→ **DATA LISTING**

• • • • •

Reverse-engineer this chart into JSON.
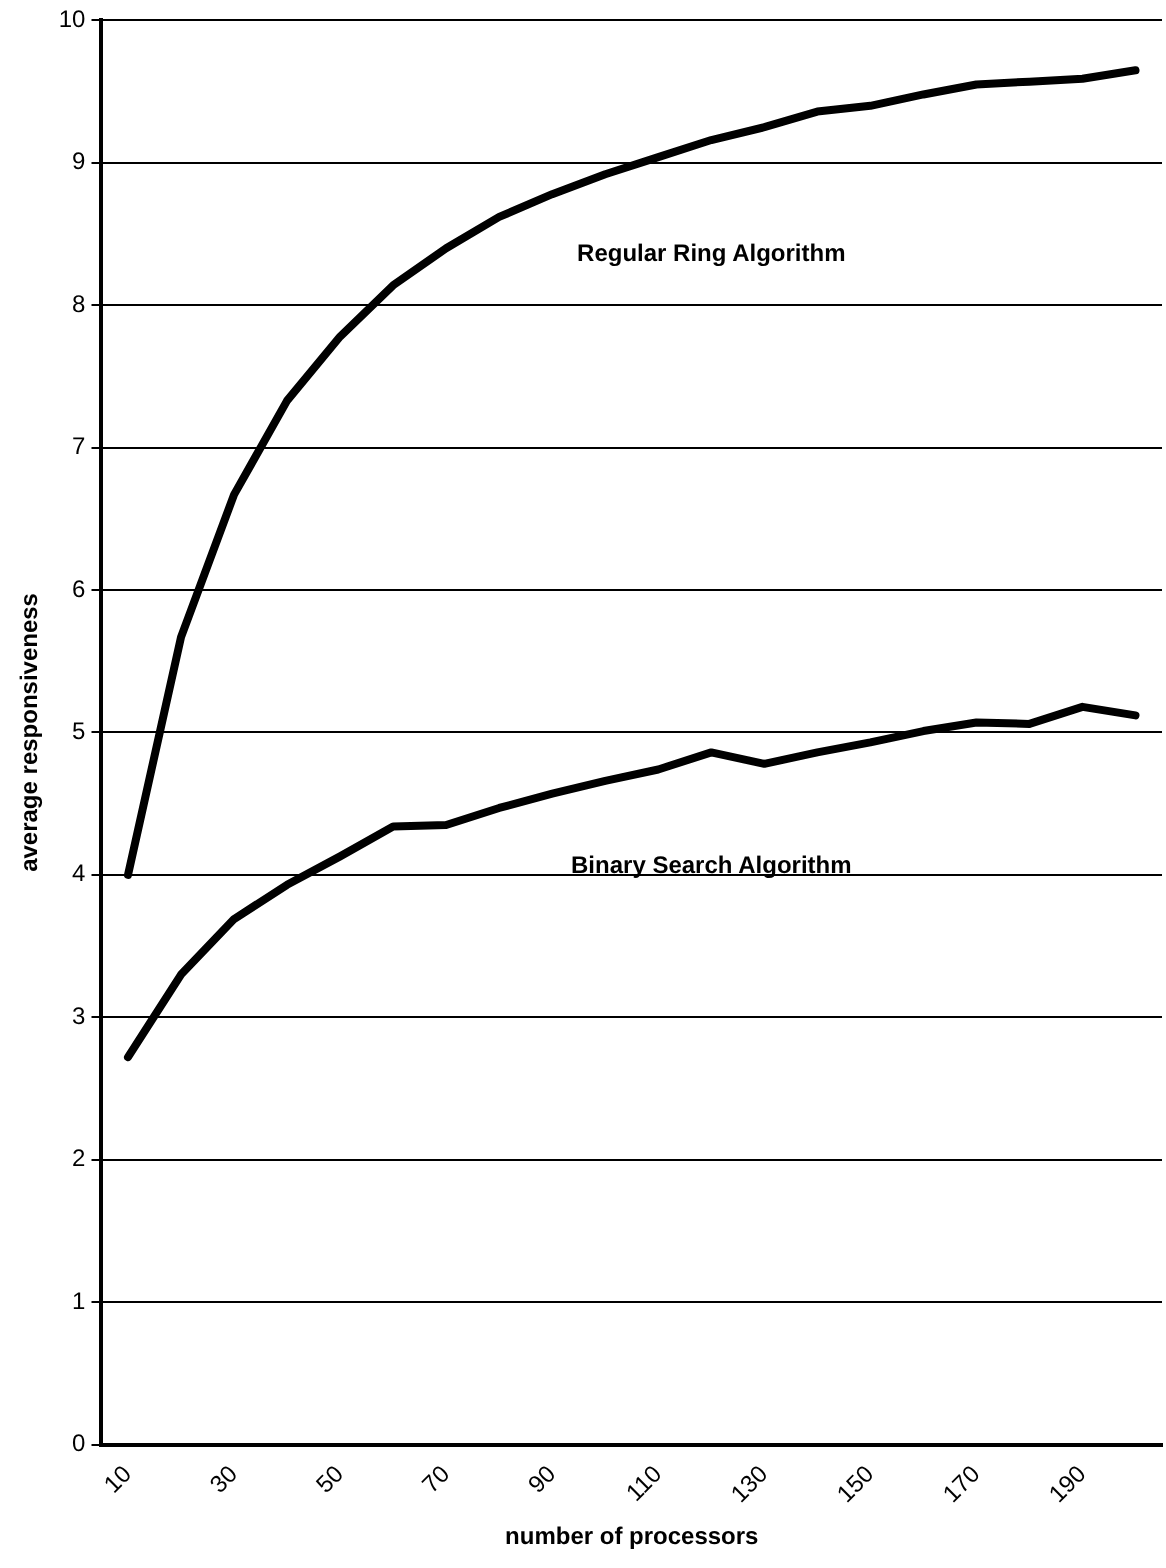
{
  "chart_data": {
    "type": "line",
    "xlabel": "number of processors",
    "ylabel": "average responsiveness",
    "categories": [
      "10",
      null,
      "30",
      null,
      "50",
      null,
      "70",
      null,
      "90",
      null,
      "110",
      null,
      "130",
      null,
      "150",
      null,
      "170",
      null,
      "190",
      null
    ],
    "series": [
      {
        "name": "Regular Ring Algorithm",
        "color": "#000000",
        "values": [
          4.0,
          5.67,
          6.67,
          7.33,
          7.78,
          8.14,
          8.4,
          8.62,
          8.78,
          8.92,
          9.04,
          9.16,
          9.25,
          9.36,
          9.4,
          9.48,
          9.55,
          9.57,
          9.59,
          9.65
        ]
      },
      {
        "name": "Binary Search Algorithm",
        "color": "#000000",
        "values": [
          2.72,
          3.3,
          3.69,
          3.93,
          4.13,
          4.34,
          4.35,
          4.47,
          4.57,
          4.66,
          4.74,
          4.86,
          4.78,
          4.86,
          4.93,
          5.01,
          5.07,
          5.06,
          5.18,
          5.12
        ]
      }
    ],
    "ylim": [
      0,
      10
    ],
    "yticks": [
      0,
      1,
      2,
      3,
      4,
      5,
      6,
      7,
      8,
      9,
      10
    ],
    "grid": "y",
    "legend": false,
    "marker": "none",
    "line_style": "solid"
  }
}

• • • • •

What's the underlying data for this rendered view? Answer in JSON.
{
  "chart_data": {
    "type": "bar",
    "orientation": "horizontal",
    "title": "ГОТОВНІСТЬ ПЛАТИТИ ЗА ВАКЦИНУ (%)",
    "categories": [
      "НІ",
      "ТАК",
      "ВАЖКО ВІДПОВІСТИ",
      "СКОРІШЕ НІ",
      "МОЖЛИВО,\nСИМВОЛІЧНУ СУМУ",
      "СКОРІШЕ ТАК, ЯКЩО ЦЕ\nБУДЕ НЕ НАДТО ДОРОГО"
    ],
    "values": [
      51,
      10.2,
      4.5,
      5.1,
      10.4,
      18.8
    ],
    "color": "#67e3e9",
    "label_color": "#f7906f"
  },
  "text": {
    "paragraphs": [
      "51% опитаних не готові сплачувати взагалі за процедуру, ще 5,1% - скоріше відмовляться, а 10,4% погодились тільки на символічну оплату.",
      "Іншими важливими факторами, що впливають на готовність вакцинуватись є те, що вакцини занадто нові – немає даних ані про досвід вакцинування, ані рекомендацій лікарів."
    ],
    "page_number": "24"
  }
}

• • • • •

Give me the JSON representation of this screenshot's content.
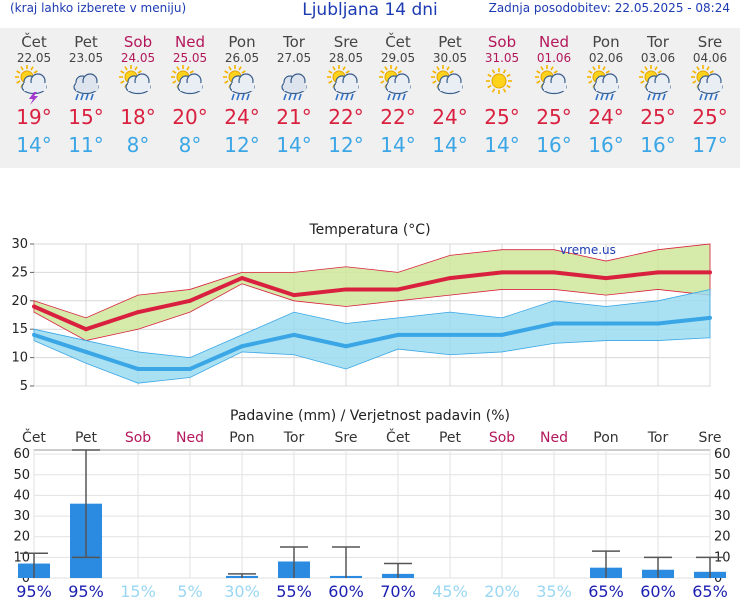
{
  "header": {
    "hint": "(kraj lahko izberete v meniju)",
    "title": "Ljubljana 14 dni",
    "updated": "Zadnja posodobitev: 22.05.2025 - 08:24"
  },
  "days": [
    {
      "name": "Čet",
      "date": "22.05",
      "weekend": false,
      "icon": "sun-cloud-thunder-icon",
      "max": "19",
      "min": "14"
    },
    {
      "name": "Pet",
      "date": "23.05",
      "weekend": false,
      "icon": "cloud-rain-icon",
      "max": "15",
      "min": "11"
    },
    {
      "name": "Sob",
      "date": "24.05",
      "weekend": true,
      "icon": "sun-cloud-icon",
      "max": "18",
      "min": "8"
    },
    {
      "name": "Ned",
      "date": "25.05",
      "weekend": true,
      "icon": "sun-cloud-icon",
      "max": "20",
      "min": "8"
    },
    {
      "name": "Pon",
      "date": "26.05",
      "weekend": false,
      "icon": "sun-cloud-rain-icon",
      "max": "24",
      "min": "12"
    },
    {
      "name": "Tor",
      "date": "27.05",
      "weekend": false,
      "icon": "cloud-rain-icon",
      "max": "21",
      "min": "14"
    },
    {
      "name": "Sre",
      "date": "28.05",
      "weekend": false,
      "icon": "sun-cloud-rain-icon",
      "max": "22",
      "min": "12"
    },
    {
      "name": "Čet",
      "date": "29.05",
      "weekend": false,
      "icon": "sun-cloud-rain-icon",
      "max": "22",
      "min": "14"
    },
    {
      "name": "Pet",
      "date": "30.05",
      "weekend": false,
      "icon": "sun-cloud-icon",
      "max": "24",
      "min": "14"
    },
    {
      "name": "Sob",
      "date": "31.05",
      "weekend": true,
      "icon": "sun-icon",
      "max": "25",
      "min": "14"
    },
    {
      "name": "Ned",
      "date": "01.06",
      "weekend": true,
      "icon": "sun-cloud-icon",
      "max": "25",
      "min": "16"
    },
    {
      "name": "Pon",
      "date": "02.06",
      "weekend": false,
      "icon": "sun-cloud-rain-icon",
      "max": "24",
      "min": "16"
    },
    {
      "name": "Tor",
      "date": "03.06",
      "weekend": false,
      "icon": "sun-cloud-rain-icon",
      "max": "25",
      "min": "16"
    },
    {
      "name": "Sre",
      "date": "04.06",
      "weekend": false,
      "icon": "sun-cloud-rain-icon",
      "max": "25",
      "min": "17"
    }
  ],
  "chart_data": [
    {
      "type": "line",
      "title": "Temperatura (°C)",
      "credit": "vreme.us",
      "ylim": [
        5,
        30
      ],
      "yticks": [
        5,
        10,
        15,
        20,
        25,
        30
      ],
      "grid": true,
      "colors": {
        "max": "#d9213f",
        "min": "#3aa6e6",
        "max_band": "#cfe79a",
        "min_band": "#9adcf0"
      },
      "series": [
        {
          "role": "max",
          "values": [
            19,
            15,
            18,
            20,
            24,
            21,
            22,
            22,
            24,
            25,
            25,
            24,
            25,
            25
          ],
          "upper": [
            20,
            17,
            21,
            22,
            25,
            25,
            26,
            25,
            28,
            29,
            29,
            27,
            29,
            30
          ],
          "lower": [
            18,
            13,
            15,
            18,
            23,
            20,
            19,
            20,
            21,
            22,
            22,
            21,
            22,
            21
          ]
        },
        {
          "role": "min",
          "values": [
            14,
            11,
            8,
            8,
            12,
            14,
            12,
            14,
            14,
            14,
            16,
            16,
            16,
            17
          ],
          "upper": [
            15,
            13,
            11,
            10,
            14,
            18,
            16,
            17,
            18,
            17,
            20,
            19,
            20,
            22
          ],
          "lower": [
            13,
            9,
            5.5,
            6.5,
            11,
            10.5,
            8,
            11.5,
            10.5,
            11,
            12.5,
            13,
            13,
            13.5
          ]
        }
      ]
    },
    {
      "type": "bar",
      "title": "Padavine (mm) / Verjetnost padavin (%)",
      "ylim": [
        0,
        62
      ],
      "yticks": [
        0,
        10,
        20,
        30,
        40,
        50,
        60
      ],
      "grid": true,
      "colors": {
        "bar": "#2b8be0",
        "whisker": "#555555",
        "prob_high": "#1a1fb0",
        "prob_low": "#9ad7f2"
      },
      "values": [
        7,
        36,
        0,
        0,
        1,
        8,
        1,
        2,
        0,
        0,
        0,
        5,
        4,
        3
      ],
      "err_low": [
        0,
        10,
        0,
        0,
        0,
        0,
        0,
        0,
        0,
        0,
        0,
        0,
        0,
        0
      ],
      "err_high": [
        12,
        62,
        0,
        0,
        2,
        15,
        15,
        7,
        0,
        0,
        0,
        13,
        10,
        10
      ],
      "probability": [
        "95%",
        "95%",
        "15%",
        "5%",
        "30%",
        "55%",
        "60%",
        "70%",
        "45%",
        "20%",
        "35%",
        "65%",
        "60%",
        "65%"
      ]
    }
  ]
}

• • • • •

→ **PROBLEM REQUIREMENTS**
What is the number of lines in this material that hold the string "type"? Answer with that number only.

→ **WRITTEN REPLY**
4